>> BEGIN

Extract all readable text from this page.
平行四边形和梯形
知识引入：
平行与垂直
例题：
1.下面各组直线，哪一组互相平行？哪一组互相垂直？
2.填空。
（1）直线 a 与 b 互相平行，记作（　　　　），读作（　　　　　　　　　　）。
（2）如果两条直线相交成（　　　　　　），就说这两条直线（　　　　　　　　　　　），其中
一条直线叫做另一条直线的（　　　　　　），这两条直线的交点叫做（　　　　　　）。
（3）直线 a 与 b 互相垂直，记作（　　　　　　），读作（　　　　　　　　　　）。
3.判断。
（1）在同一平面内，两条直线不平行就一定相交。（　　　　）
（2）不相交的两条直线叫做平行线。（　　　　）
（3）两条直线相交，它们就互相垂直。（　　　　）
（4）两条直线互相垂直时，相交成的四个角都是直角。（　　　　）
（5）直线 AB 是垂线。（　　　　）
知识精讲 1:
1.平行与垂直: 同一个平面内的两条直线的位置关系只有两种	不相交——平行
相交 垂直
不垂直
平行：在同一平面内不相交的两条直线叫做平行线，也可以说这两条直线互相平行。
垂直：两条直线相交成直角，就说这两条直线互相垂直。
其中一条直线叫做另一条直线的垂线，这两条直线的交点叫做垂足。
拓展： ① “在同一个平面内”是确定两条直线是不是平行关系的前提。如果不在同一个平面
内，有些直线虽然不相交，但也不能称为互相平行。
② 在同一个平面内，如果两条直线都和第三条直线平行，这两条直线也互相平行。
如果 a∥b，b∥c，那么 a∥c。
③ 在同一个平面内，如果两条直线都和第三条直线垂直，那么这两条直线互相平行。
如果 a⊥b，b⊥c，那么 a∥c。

>> END

Restate the whole listing exactly.

Extract all readable text from this page.
平行四边形和梯形
知识引入：
平行与垂直
例题：
1.下面各组直线，哪一组互相平行？哪一组互相垂直？
2.填空。
（1）直线 a 与 b 互相平行，记作（　　　　），读作（　　　　　　　　　　）。
（2）如果两条直线相交成（　　　　　　），就说这两条直线（　　　　　　　　　　　），其中
一条直线叫做另一条直线的（　　　　　　），这两条直线的交点叫做（　　　　　　）。
（3）直线 a 与 b 互相垂直，记作（　　　　　　），读作（　　　　　　　　　　）。
3.判断。
（1）在同一平面内，两条直线不平行就一定相交。（　　　　）
（2）不相交的两条直线叫做平行线。（　　　　）
（3）两条直线相交，它们就互相垂直。（　　　　）
（4）两条直线互相垂直时，相交成的四个角都是直角。（　　　　）
（5）直线 AB 是垂线。（　　　　）
知识精讲 1:
1.平行与垂直: 同一个平面内的两条直线的位置关系只有两种	不相交——平行
相交 垂直
不垂直
平行：在同一平面内不相交的两条直线叫做平行线，也可以说这两条直线互相平行。
垂直：两条直线相交成直角，就说这两条直线互相垂直。
其中一条直线叫做另一条直线的垂线，这两条直线的交点叫做垂足。
拓展： ① “在同一个平面内”是确定两条直线是不是平行关系的前提。如果不在同一个平面
内，有些直线虽然不相交，但也不能称为互相平行。
② 在同一个平面内，如果两条直线都和第三条直线平行，这两条直线也互相平行。
如果 a∥b，b∥c，那么 a∥c。
③ 在同一个平面内，如果两条直线都和第三条直线垂直，那么这两条直线互相平行。
如果 a⊥b，b⊥c，那么 a∥c。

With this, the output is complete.